GIVEN TASK.
Go through the listing below and list every line with "screenshot".

SUPPLIED RECORDS.
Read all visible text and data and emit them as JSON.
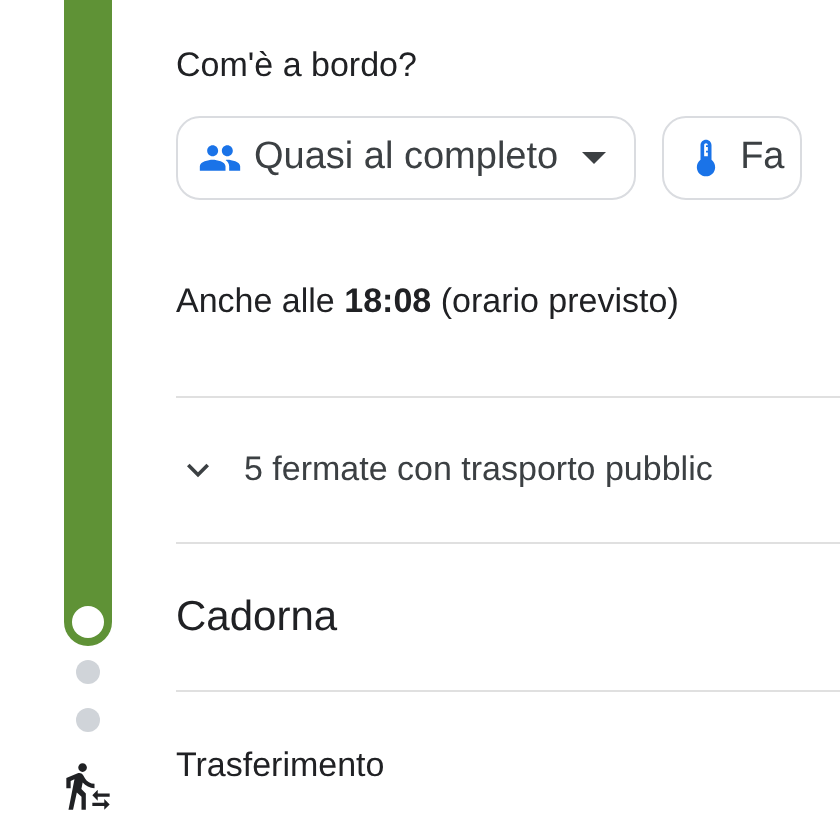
{
  "question": "Com'è a bordo?",
  "chips": [
    {
      "kind": "crowding",
      "label": "Quasi al completo"
    },
    {
      "kind": "temperature",
      "label": "Fa"
    }
  ],
  "also_at": "Anche alle **18:08** (orario previsto)",
  "stops_toggle": {
    "label": "5 fermate con trasporto pubblic",
    "expanded": false
  },
  "stop": {
    "name": "Cadorna"
  },
  "transfer": {
    "label": "Trasferimento"
  }
}
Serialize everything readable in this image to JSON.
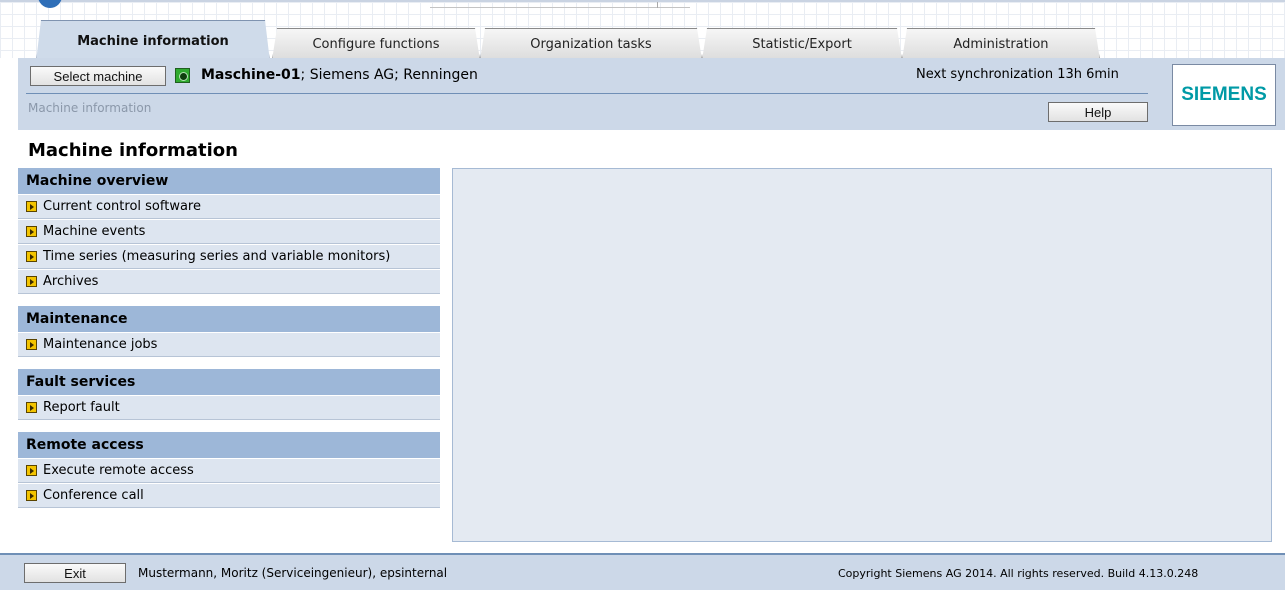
{
  "tabs": [
    {
      "label": "Machine information",
      "active": true
    },
    {
      "label": "Configure functions",
      "active": false
    },
    {
      "label": "Organization tasks",
      "active": false
    },
    {
      "label": "Statistic/Export",
      "active": false
    },
    {
      "label": "Administration",
      "active": false
    }
  ],
  "header": {
    "select_machine_label": "Select machine",
    "machine_name": "Maschine-01",
    "machine_details": "; Siemens AG; Renningen",
    "sync_text": "Next synchronization 13h 6min",
    "breadcrumb": "Machine information",
    "help_label": "Help",
    "logo_text": "SIEMENS",
    "logo_color": "#009aa6",
    "status_color": "#2faa2f"
  },
  "page_title": "Machine information",
  "sidebar": {
    "groups": [
      {
        "title": "Machine overview",
        "items": [
          {
            "label": "Current control software"
          },
          {
            "label": "Machine events"
          },
          {
            "label": "Time series (measuring series and variable monitors)"
          },
          {
            "label": "Archives"
          }
        ]
      },
      {
        "title": "Maintenance",
        "items": [
          {
            "label": "Maintenance jobs"
          }
        ]
      },
      {
        "title": "Fault services",
        "items": [
          {
            "label": "Report fault"
          }
        ]
      },
      {
        "title": "Remote access",
        "items": [
          {
            "label": "Execute remote access"
          },
          {
            "label": "Conference call"
          }
        ]
      }
    ]
  },
  "footer": {
    "exit_label": "Exit",
    "user_info": "Mustermann, Moritz (Serviceingenieur), epsinternal",
    "copyright": "Copyright Siemens AG 2014. All rights reserved. Build 4.13.0.248"
  }
}
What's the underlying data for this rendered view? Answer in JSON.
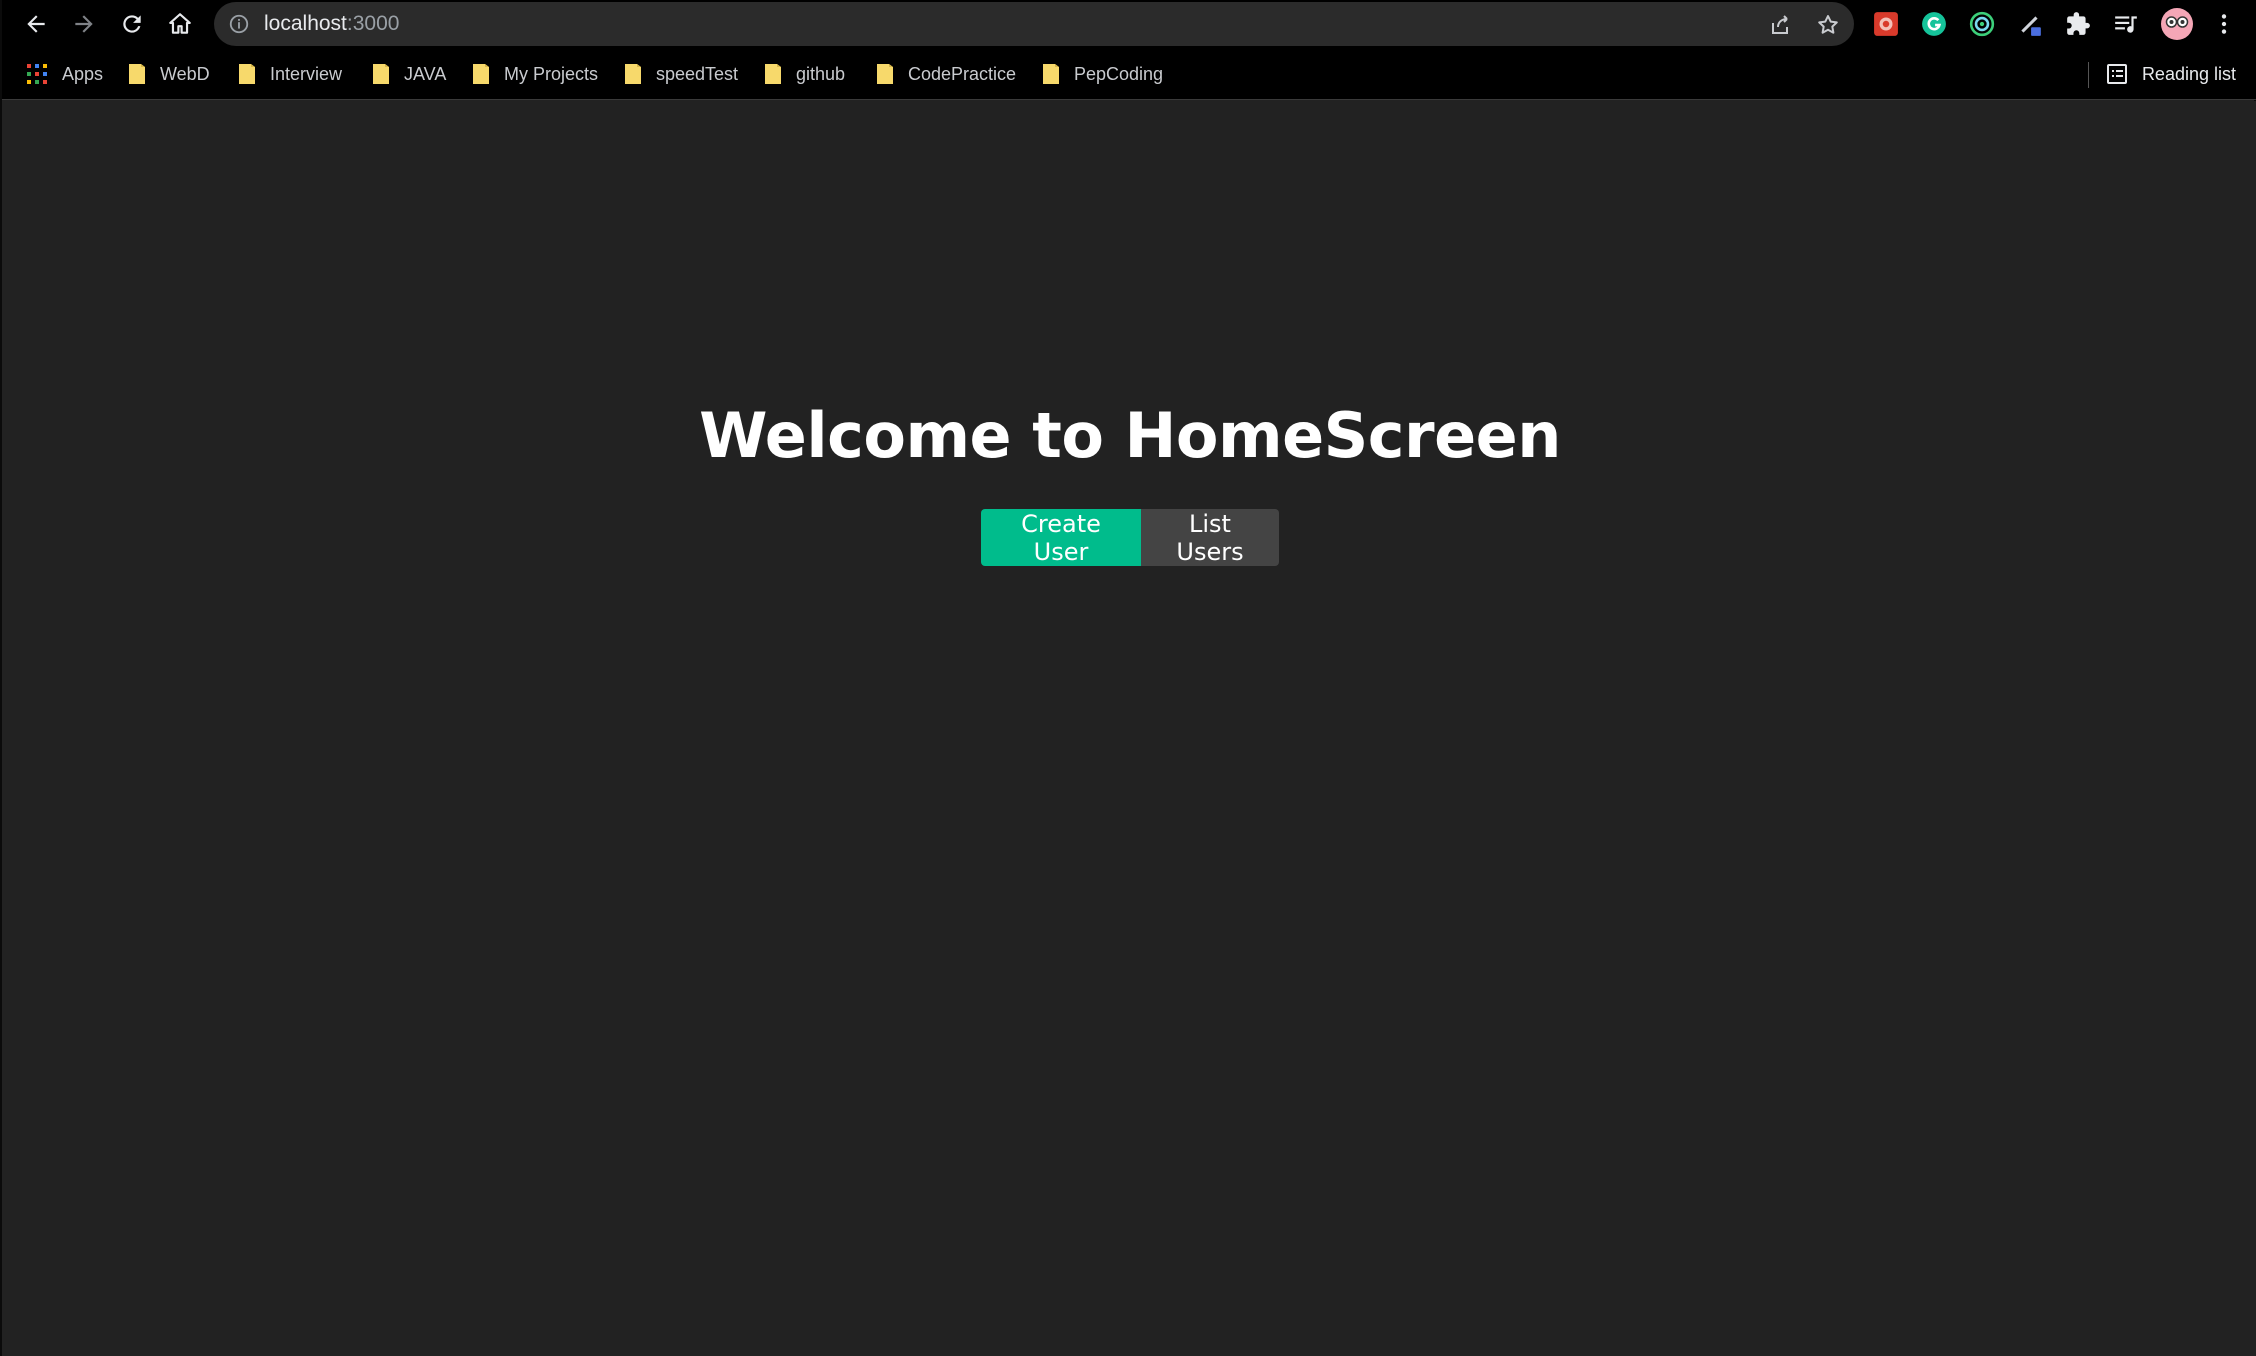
{
  "browser": {
    "address_bar": {
      "host": "localhost",
      "port": ":3000"
    },
    "bookmarks": [
      {
        "label": "Apps",
        "icon": "apps-grid-icon"
      },
      {
        "label": "WebD",
        "icon": "folder-icon"
      },
      {
        "label": "Interview",
        "icon": "folder-icon"
      },
      {
        "label": "JAVA",
        "icon": "folder-icon"
      },
      {
        "label": "My Projects",
        "icon": "folder-icon"
      },
      {
        "label": "speedTest",
        "icon": "folder-icon"
      },
      {
        "label": "github",
        "icon": "folder-icon"
      },
      {
        "label": "CodePractice",
        "icon": "folder-icon"
      },
      {
        "label": "PepCoding",
        "icon": "folder-icon"
      }
    ],
    "reading_list_label": "Reading list",
    "extensions": [
      "extension-red-icon",
      "grammarly-icon",
      "target-icon",
      "pen-icon",
      "puzzle-icon",
      "media-queue-icon",
      "profile-avatar",
      "menu-dots-icon"
    ]
  },
  "main": {
    "heading": "Welcome to HomeScreen",
    "buttons": {
      "create_user": "Create User",
      "list_users": "List Users"
    }
  },
  "colors": {
    "page_background": "#222222",
    "primary_button": "#00bc8c",
    "secondary_button": "#444444",
    "chrome_background": "#000000"
  }
}
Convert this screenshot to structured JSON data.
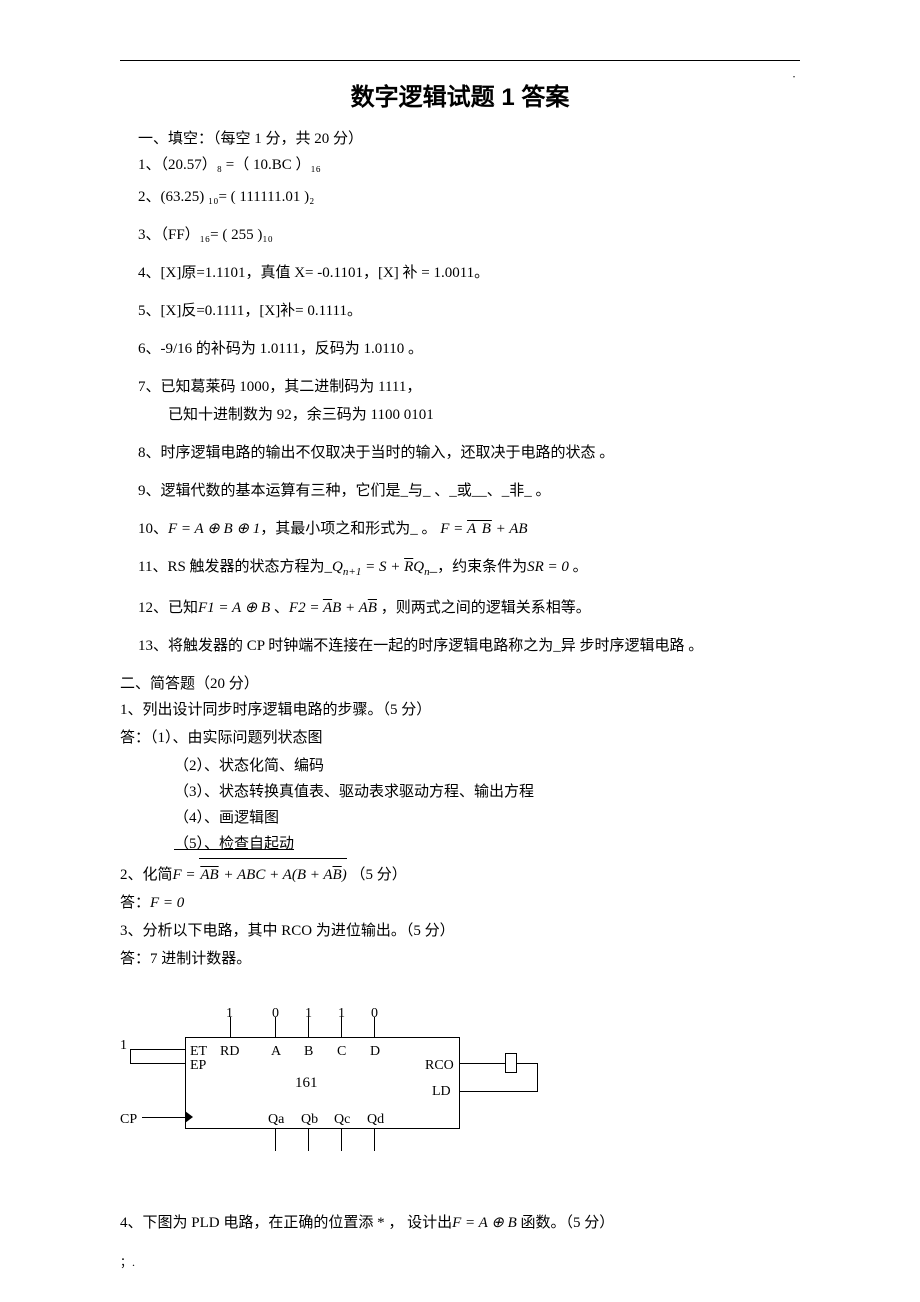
{
  "top_dot": "﹒",
  "title": "数字逻辑试题 1 答案",
  "sec1": {
    "head": "一、填空：（每空 1 分，共 20 分）",
    "q1": "1、（20.57）₈ =（ 10.BC    ）₁₆",
    "q2": "2、(63.25) ₁₀= ( 111111.01    )₂",
    "q3": "3、（FF）₁₆= ( 255 )₁₀",
    "q4": "4、[X]原=1.1101，真值 X= -0.1101，[X] 补 = 1.0011。",
    "q5": "5、[X]反=0.1111，[X]补= 0.1111。",
    "q6": "6、-9/16 的补码为 1.0111，反码为 1.0110 。",
    "q7a": "7、已知葛莱码 1000，其二进制码为 1111，",
    "q7b": "已知十进制数为 92，余三码为 1100 0101",
    "q8": "8、时序逻辑电路的输出不仅取决于当时的输入，还取决于电路的状态 。",
    "q9": "9、逻辑代数的基本运算有三种，它们是_与_ 、_或__、_非_ 。",
    "q10_pre": "10、",
    "q10_eq1": "F = A ⊕ B ⊕ 1",
    "q10_mid": "，其最小项之和形式为_ 。",
    "q10_eq2_pre": "F = ",
    "q10_eq2_ab1": "A B",
    "q10_eq2_plus": " + AB",
    "q11_pre": "11、RS 触发器的状态方程为_",
    "q11_q": "Q",
    "q11_n1": "n+1",
    "q11_eq": " = S + ",
    "q11_r": "R",
    "q11_qn": "Q",
    "q11_n": "n",
    "q11_mid": "_，约束条件为",
    "q11_sr": "SR = 0",
    "q11_end": " 。",
    "q12_pre": "12、已知",
    "q12_f1": "F1 = A ⊕ B",
    "q12_dot": " 、",
    "q12_f2pre": "F2 = ",
    "q12_a": "A",
    "q12_b": "B + A",
    "q12_b2": "B",
    "q12_end": " ，则两式之间的逻辑关系相等。",
    "q13": "13、将触发器的 CP 时钟端不连接在一起的时序逻辑电路称之为_异  步时序逻辑电路 。"
  },
  "sec2": {
    "head": "二、简答题（20 分）",
    "q1": "1、列出设计同步时序逻辑电路的步骤。（5 分）",
    "a1_head": "答：（1）、由实际问题列状态图",
    "a1_2": "（2）、状态化简、编码",
    "a1_3": "（3）、状态转换真值表、驱动表求驱动方程、输出方程",
    "a1_4": "（4）、画逻辑图",
    "a1_5": "（5）、检查自起动",
    "q2_pre": "2、化简",
    "q2_f": "F = ",
    "q2_term1_inner": "AB",
    "q2_plus1": " + ABC + A(B + A",
    "q2_b": "B",
    "q2_close": ")",
    "q2_pts": "（5 分）",
    "q2_ans": "答：",
    "q2_ans_eq": "F = 0",
    "q3": "3、分析以下电路，其中 RCO 为进位输出。（5 分）",
    "q3_ans": "答：7 进制计数器。",
    "q4_pre": "4、下图为 PLD 电路，在正确的位置添 * ，  设计出",
    "q4_f": "F = A ⊕ B",
    "q4_end": " 函数。（5 分）"
  },
  "diagram": {
    "one": "1",
    "zero": "0",
    "ep": "EP",
    "et": "ET",
    "rd": "RD",
    "a": "A",
    "b": "B",
    "c": "C",
    "d": "D",
    "chip": "161",
    "rco": "RCO",
    "ld": "LD",
    "cp": "CP",
    "qa": "Qa",
    "qb": "Qb",
    "qc": "Qc",
    "qd": "Qd"
  },
  "footer": "；."
}
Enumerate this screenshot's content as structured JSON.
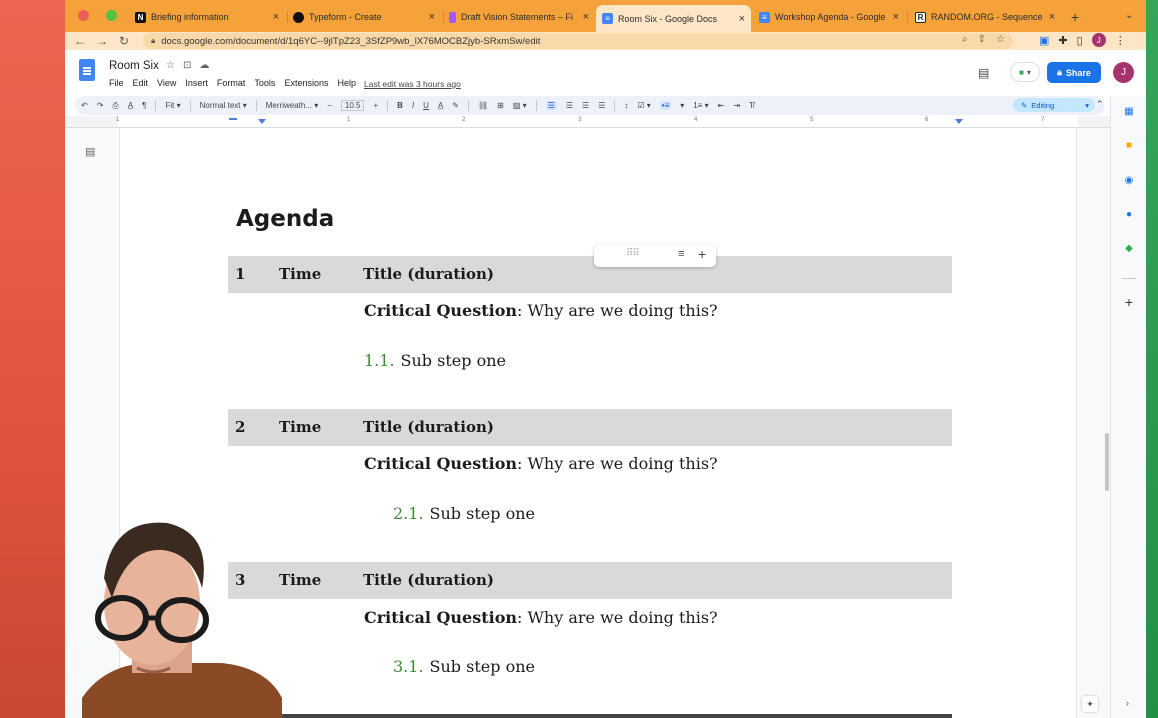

EXERCISE RESULT.
Convert this screenshot to structured JSON data.
Enumerate this screenshot's content as structured JSON.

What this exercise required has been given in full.